From the line containing "Reverse-engineer this chart into JSON." down to the last line of the listing, quote everything word for word, and nothing else, keeping pictures out.

··· Records supplied

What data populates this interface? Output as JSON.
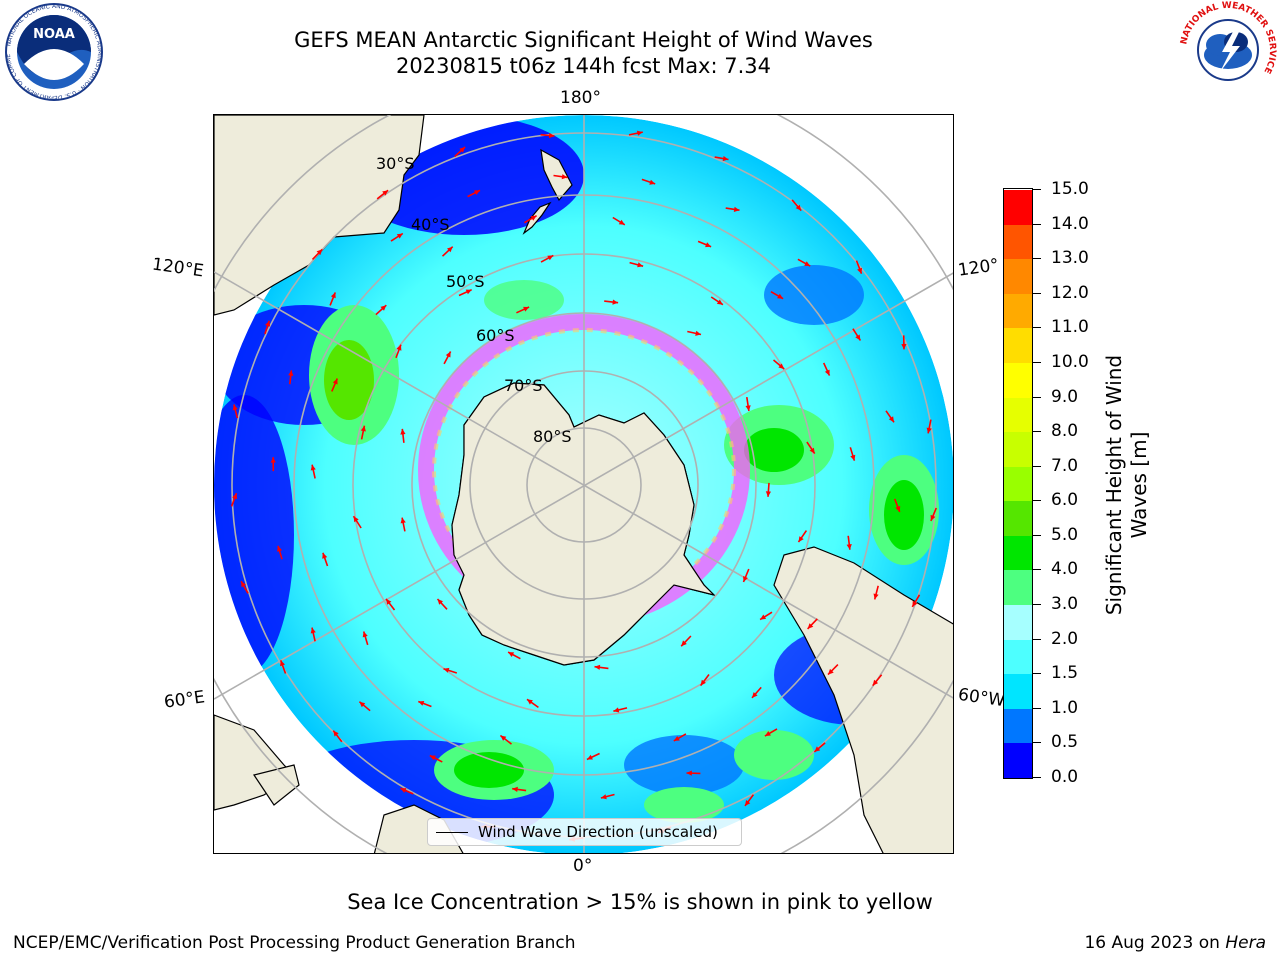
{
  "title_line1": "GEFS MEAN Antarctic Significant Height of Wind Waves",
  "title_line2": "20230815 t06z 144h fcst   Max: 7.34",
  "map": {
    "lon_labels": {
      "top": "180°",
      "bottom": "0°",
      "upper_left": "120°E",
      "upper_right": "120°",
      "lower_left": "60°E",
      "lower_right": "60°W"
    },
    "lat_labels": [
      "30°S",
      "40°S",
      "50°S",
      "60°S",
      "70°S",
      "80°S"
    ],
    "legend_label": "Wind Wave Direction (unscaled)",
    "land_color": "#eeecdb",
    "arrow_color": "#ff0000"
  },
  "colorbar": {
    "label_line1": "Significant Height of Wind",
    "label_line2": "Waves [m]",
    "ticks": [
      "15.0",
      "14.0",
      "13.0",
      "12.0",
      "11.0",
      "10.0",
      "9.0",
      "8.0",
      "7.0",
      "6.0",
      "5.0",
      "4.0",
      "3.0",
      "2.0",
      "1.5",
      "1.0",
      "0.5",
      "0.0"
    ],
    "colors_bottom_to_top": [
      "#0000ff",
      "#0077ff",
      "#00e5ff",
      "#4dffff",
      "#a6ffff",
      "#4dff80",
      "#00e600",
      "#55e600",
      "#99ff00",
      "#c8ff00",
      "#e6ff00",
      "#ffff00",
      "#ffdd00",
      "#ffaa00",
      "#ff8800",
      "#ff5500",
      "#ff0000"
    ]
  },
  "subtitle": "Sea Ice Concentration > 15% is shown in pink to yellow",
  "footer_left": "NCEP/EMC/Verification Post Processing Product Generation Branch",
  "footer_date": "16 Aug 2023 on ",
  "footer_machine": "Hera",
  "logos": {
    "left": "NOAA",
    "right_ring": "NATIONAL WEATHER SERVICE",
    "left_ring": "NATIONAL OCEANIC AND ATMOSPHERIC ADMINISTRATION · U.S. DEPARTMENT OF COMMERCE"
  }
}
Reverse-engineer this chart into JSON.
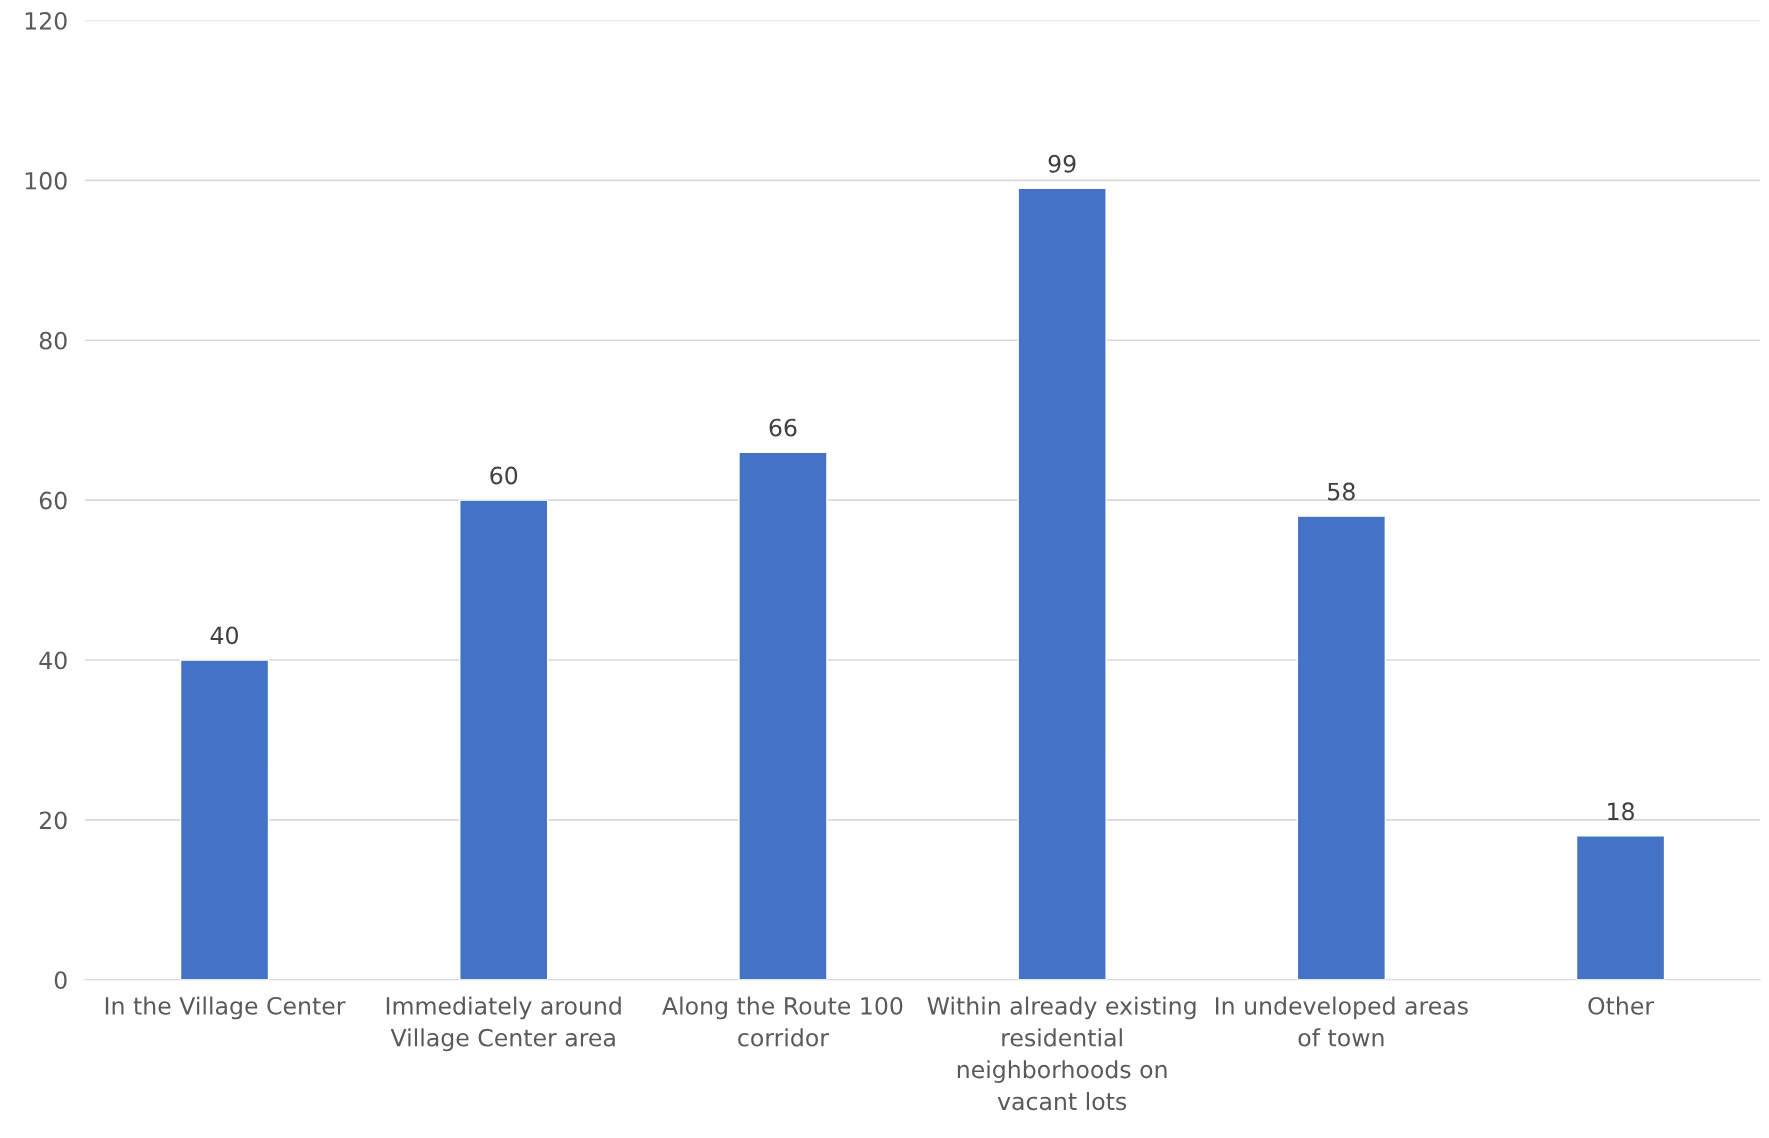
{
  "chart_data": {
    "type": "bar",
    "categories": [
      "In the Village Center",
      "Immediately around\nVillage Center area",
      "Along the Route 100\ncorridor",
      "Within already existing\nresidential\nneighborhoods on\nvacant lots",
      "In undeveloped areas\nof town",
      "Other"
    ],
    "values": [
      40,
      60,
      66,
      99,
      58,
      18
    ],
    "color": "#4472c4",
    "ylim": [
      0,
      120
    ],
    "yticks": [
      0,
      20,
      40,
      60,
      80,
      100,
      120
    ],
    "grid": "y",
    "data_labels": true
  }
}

······

Answer in full
Reverse-engineer this chart into JSON.
{
  "chart_data": {
    "type": "bar",
    "categories": [
      "In the Village Center",
      "Immediately around\nVillage Center area",
      "Along the Route 100\ncorridor",
      "Within already existing\nresidential\nneighborhoods on\nvacant lots",
      "In undeveloped areas\nof town",
      "Other"
    ],
    "values": [
      40,
      60,
      66,
      99,
      58,
      18
    ],
    "color": "#4472c4",
    "ylim": [
      0,
      120
    ],
    "yticks": [
      0,
      20,
      40,
      60,
      80,
      100,
      120
    ],
    "grid": "y",
    "data_labels": true
  }
}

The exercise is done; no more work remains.